• Your instructions:
Find every line in the records below that holds the word "fusibles" and copy it.

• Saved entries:
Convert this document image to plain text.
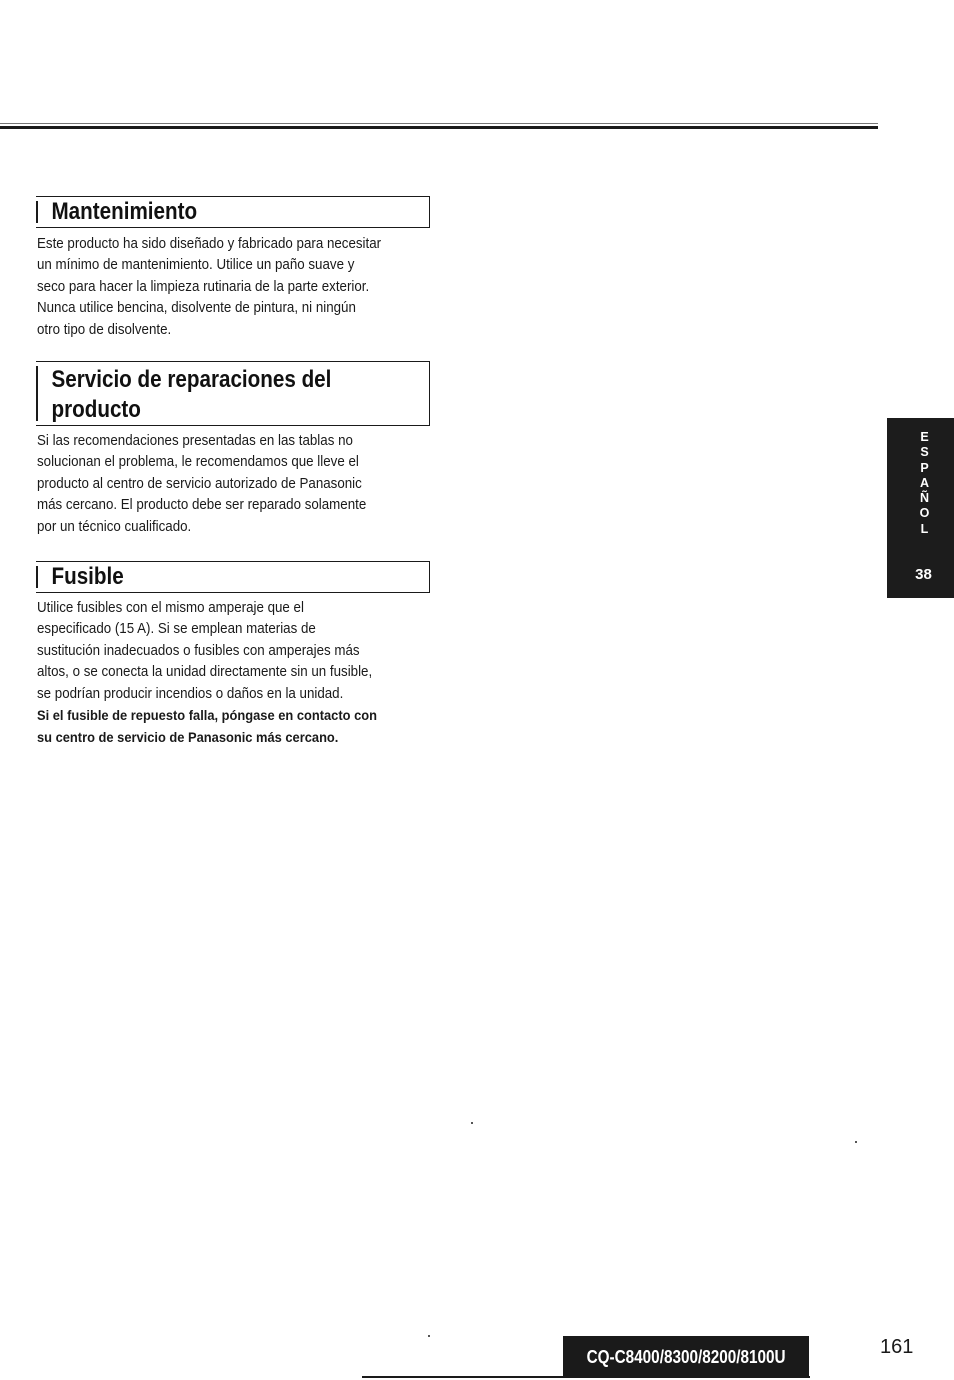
Mantenimiento
Este producto ha sido diseñado y fabricado para necesitar
un mínimo de mantenimiento. Utilice un paño suave y
seco para hacer la limpieza rutinaria de la parte exterior.
Nunca utilice bencina, disolvente de pintura, ni ningún
otro tipo de disolvente.
Servicio de reparaciones del
producto
Si las recomendaciones presentadas en las tablas no
solucionan el problema, le recomendamos que lleve el
producto al centro de servicio autorizado de Panasonic
más cercano. El producto debe ser reparado solamente
por un técnico cualificado.
Fusible
Utilice fusibles con el mismo amperaje que el
especificado (15 A). Si se emplean materias de
sustitución inadecuados o fusibles con amperajes más
altos, o se conecta la unidad directamente sin un fusible,
se podrían producir incendios o daños en la unidad.
Si el fusible de repuesto falla, póngase en contacto con
su centro de servicio de Panasonic más cercano.
E
S
P
A
Ñ
O
L
38
CQ-C8400/8300/8200/8100U	161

• Finished answer:
Utilice fusibles con el mismo amperaje que el
sustitución inadecuados o fusibles con amperajes más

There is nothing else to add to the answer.